Identify the lines that contain the word "부탁드립니다", then copy them.

==============================

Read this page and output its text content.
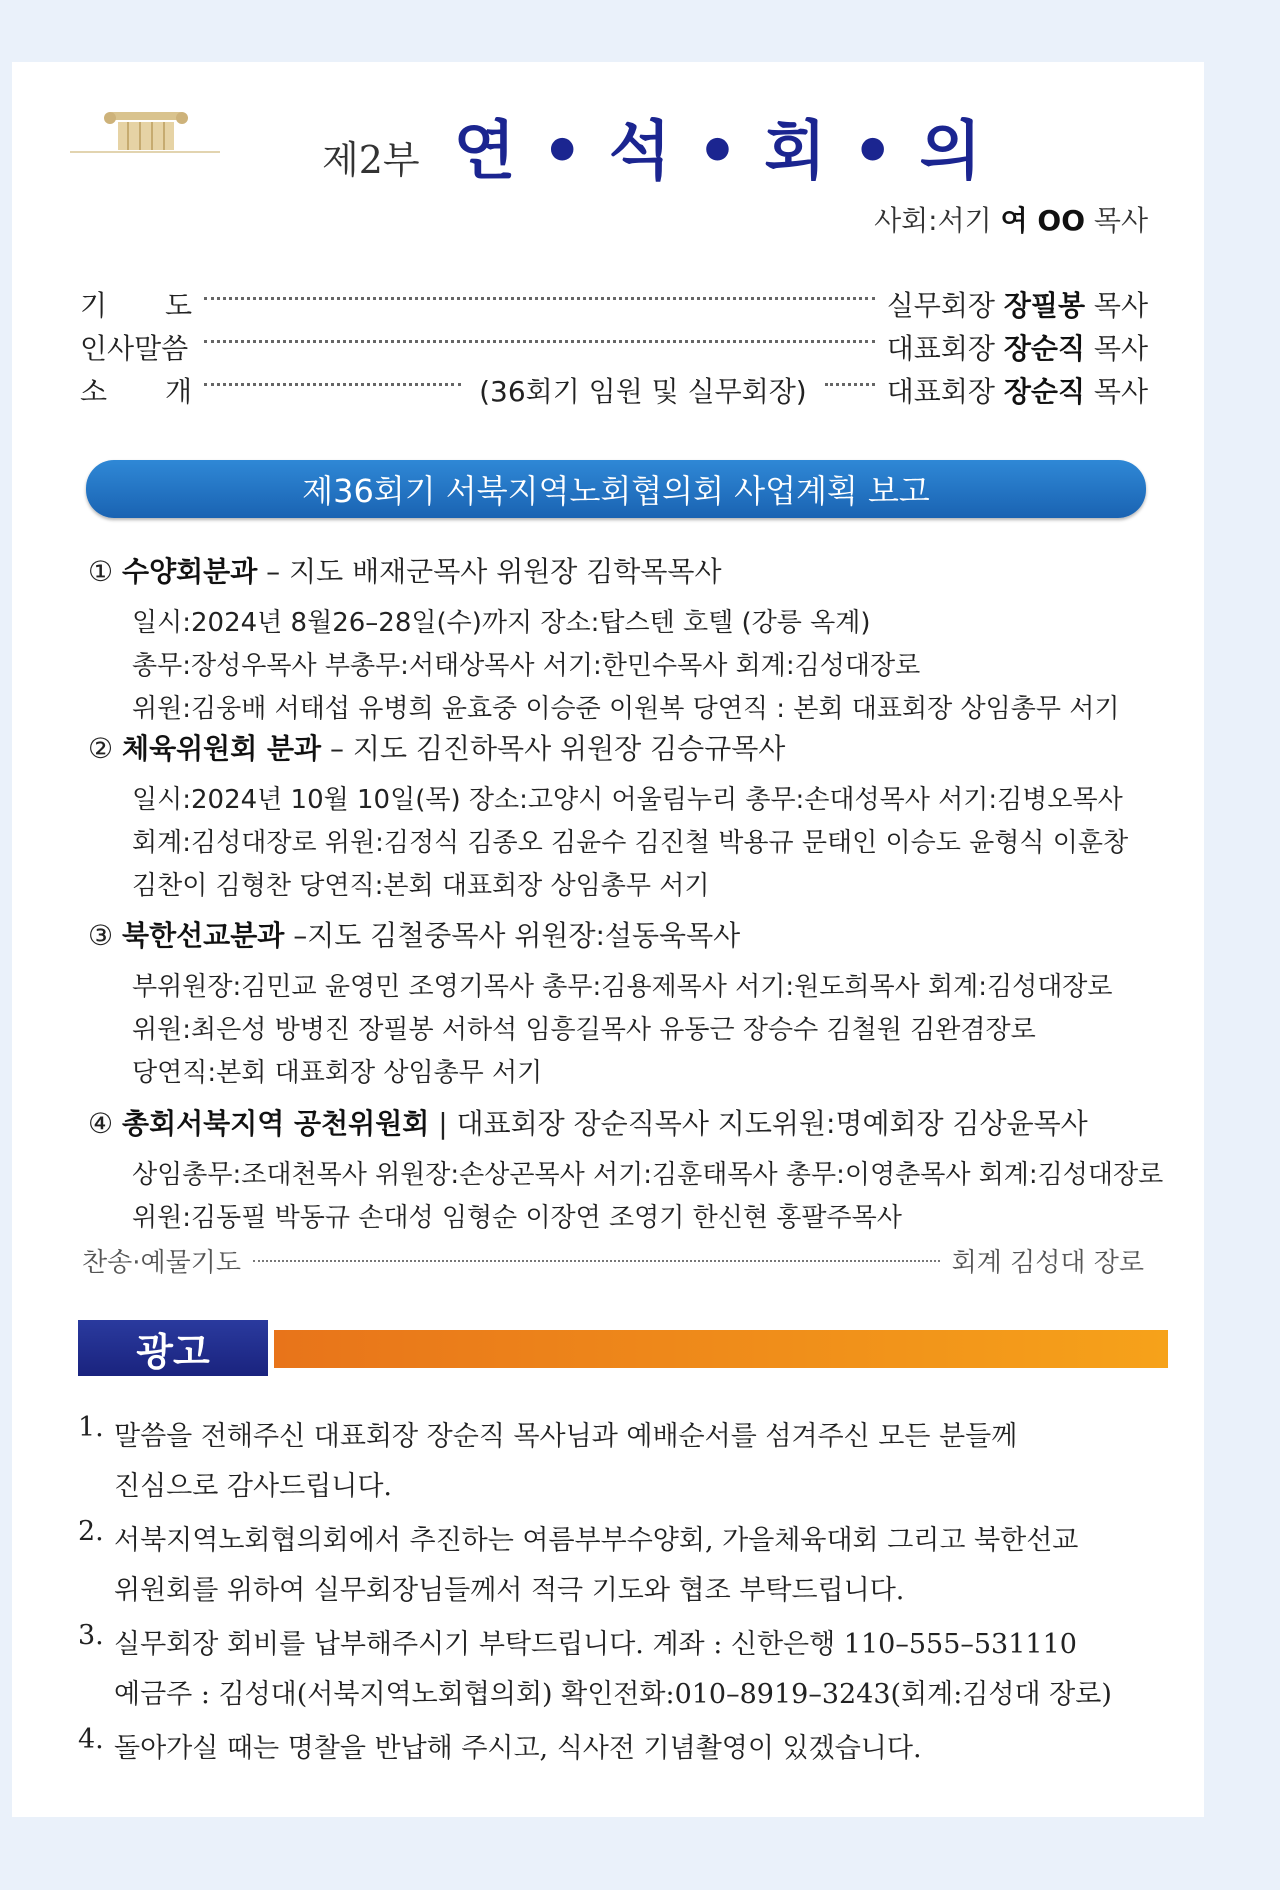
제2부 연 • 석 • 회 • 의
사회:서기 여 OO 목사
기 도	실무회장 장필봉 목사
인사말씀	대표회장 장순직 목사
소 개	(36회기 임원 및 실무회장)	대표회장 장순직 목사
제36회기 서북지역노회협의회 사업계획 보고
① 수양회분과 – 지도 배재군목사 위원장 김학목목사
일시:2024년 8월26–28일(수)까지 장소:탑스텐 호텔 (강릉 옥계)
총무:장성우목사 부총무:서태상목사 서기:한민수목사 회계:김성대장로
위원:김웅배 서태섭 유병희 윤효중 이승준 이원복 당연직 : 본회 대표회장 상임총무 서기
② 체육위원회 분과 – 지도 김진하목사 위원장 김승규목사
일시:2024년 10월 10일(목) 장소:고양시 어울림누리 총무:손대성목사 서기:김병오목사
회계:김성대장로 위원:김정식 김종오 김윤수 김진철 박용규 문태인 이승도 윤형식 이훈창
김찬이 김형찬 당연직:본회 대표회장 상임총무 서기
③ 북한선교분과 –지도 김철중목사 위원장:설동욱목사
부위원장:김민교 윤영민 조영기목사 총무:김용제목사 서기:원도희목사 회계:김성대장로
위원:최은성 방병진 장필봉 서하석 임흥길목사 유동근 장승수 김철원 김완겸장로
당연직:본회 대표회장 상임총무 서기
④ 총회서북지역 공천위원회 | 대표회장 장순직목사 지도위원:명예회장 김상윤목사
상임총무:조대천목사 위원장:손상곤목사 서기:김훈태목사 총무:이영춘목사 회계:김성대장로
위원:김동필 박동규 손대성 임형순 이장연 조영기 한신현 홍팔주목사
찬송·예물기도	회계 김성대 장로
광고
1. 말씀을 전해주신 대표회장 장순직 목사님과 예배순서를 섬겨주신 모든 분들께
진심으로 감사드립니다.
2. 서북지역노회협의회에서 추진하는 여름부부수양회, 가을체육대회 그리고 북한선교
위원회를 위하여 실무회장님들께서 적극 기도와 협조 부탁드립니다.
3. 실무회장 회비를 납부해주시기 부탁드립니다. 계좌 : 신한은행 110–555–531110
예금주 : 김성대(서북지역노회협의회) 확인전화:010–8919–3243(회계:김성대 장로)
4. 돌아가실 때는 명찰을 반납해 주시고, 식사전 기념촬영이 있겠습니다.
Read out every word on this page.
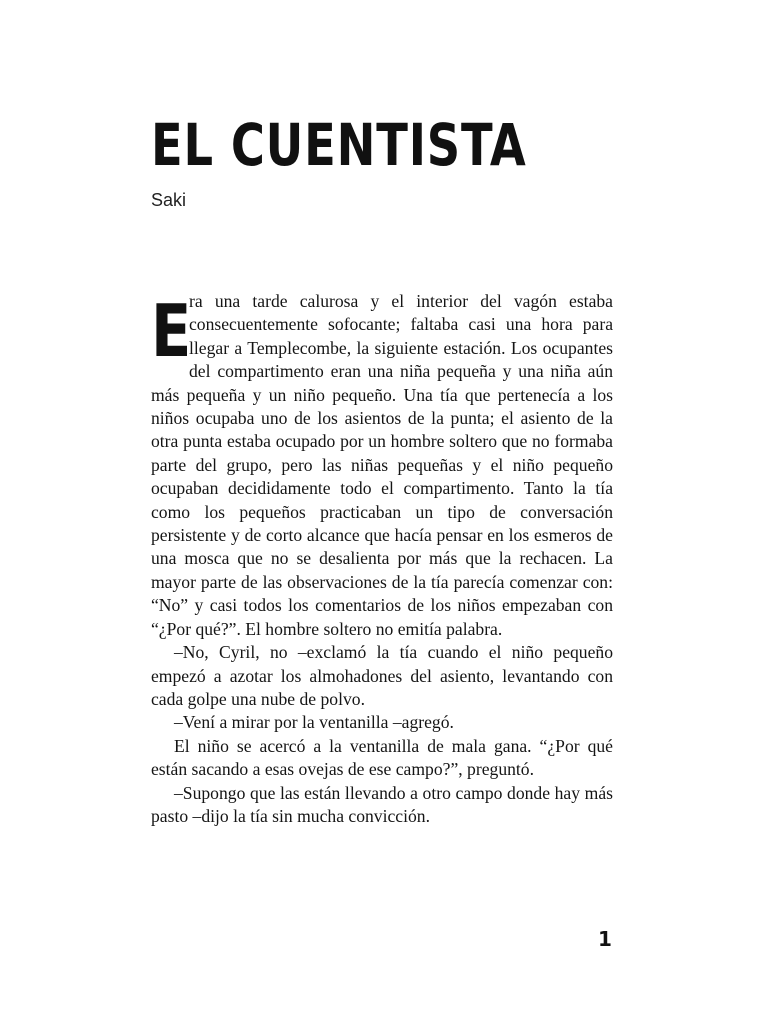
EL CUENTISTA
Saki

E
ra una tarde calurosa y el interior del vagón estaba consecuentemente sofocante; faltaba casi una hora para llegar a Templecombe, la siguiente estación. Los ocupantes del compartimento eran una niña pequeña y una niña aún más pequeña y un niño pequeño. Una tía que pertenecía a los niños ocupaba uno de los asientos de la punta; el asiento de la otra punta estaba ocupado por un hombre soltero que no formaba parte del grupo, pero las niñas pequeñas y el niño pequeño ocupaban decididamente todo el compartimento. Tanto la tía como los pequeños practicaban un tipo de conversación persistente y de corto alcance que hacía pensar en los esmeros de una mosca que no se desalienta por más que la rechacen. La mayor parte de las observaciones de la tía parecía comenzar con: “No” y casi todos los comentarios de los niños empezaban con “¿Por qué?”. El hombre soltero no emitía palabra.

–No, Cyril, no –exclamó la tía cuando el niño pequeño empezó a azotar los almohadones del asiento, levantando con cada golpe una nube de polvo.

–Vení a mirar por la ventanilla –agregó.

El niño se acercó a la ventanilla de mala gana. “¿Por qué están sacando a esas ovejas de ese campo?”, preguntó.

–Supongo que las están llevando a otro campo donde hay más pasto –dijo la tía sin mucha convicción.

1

==============================

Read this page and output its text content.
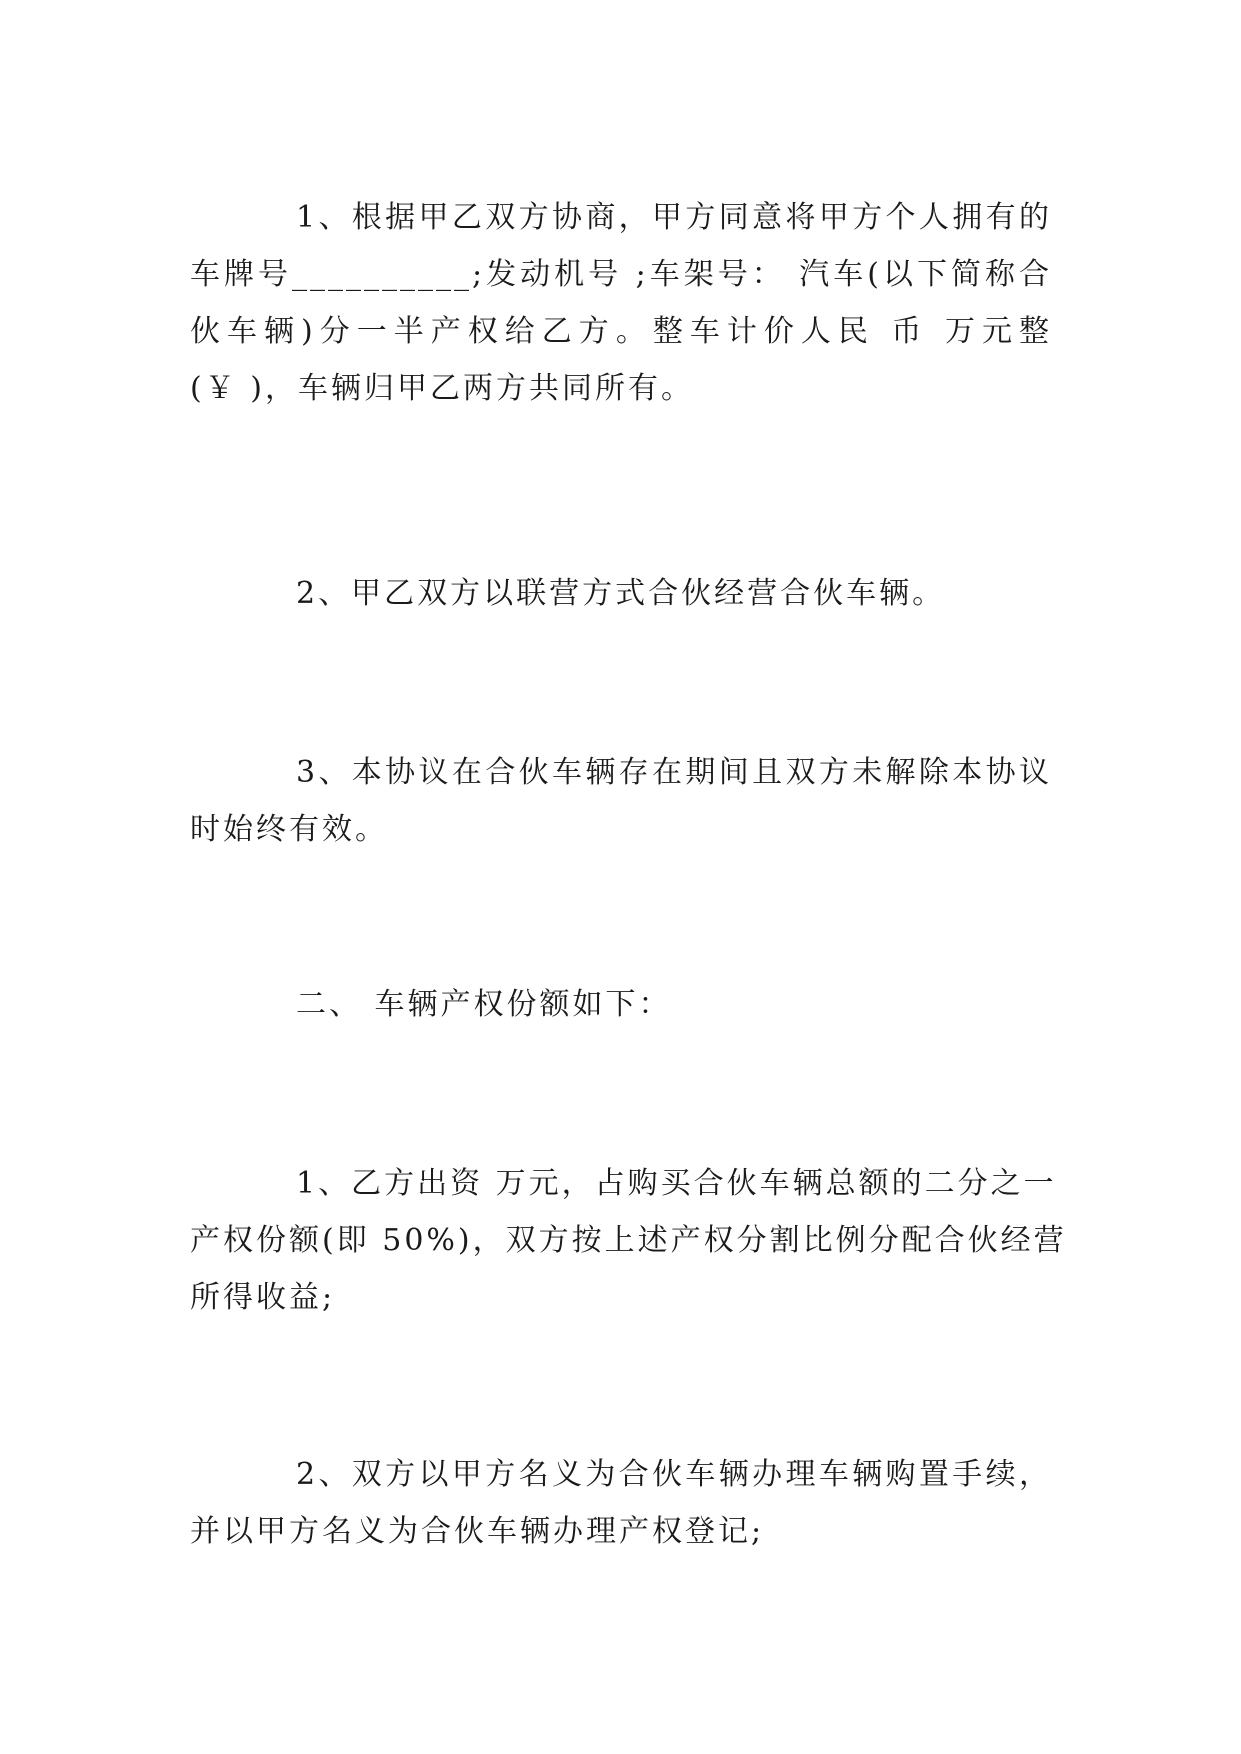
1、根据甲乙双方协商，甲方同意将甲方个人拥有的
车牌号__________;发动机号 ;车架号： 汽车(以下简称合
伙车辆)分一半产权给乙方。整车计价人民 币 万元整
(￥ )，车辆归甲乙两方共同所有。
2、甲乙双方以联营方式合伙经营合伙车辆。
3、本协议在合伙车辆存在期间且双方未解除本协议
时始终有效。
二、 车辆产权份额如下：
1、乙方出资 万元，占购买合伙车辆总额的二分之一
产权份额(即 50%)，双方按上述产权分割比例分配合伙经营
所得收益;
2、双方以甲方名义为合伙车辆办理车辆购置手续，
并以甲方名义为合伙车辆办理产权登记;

==============================

• **Correct result**:
위원회를 위하여 실무회장님들께서 적극 기도와 협조 부탁드립니다.
3. 실무회장 회비를 납부해주시기 부탁드립니다. 계좌 : 신한은행 110–555–531110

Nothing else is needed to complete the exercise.